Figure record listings
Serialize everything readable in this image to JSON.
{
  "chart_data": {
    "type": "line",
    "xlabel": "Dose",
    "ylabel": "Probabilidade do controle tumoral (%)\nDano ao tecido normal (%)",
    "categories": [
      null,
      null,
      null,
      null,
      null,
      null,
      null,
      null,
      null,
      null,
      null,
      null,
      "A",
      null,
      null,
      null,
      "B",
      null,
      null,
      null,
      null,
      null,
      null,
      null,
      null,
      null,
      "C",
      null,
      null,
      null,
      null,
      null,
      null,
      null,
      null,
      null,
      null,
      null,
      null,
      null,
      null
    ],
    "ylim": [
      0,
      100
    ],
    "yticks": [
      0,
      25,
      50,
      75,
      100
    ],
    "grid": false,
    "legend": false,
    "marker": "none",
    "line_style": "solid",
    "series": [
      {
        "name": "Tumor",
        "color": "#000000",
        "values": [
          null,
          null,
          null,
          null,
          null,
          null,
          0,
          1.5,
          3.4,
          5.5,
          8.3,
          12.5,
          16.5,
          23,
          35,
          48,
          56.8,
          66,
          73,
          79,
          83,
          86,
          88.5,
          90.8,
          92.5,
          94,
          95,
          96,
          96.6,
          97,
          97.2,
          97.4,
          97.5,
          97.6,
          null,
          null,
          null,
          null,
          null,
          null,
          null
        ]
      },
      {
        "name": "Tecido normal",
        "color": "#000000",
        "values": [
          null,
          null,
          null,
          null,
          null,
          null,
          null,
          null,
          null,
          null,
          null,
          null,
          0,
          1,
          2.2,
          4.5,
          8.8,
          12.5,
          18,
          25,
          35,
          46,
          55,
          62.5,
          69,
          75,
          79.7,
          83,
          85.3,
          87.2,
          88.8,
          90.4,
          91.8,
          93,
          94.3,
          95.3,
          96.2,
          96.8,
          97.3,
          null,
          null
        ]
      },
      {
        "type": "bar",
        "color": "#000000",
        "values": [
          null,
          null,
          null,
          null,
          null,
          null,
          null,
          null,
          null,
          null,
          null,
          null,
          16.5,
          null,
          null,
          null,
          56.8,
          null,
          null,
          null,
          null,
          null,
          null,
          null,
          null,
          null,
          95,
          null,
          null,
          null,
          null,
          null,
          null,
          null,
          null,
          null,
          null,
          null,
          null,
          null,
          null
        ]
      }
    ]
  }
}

_Problem to solve:_ Nothing should be dropped. Retype each line above as it is.

_Your response:_
Serialize everything readable in this image to JSON.
{
  "chart_data": {
    "type": "line",
    "xlabel": "Dose",
    "ylabel": "Probabilidade do controle tumoral (%)\nDano ao tecido normal (%)",
    "categories": [
      null,
      null,
      null,
      null,
      null,
      null,
      null,
      null,
      null,
      null,
      null,
      null,
      "A",
      null,
      null,
      null,
      "B",
      null,
      null,
      null,
      null,
      null,
      null,
      null,
      null,
      null,
      "C",
      null,
      null,
      null,
      null,
      null,
      null,
      null,
      null,
      null,
      null,
      null,
      null,
      null,
      null
    ],
    "ylim": [
      0,
      100
    ],
    "yticks": [
      0,
      25,
      50,
      75,
      100
    ],
    "grid": false,
    "legend": false,
    "marker": "none",
    "line_style": "solid",
    "series": [
      {
        "name": "Tumor",
        "color": "#000000",
        "values": [
          null,
          null,
          null,
          null,
          null,
          null,
          0,
          1.5,
          3.4,
          5.5,
          8.3,
          12.5,
          16.5,
          23,
          35,
          48,
          56.8,
          66,
          73,
          79,
          83,
          86,
          88.5,
          90.8,
          92.5,
          94,
          95,
          96,
          96.6,
          97,
          97.2,
          97.4,
          97.5,
          97.6,
          null,
          null,
          null,
          null,
          null,
          null,
          null
        ]
      },
      {
        "name": "Tecido normal",
        "color": "#000000",
        "values": [
          null,
          null,
          null,
          null,
          null,
          null,
          null,
          null,
          null,
          null,
          null,
          null,
          0,
          1,
          2.2,
          4.5,
          8.8,
          12.5,
          18,
          25,
          35,
          46,
          55,
          62.5,
          69,
          75,
          79.7,
          83,
          85.3,
          87.2,
          88.8,
          90.4,
          91.8,
          93,
          94.3,
          95.3,
          96.2,
          96.8,
          97.3,
          null,
          null
        ]
      },
      {
        "type": "bar",
        "color": "#000000",
        "values": [
          null,
          null,
          null,
          null,
          null,
          null,
          null,
          null,
          null,
          null,
          null,
          null,
          16.5,
          null,
          null,
          null,
          56.8,
          null,
          null,
          null,
          null,
          null,
          null,
          null,
          null,
          null,
          95,
          null,
          null,
          null,
          null,
          null,
          null,
          null,
          null,
          null,
          null,
          null,
          null,
          null,
          null
        ]
      }
    ]
  }
}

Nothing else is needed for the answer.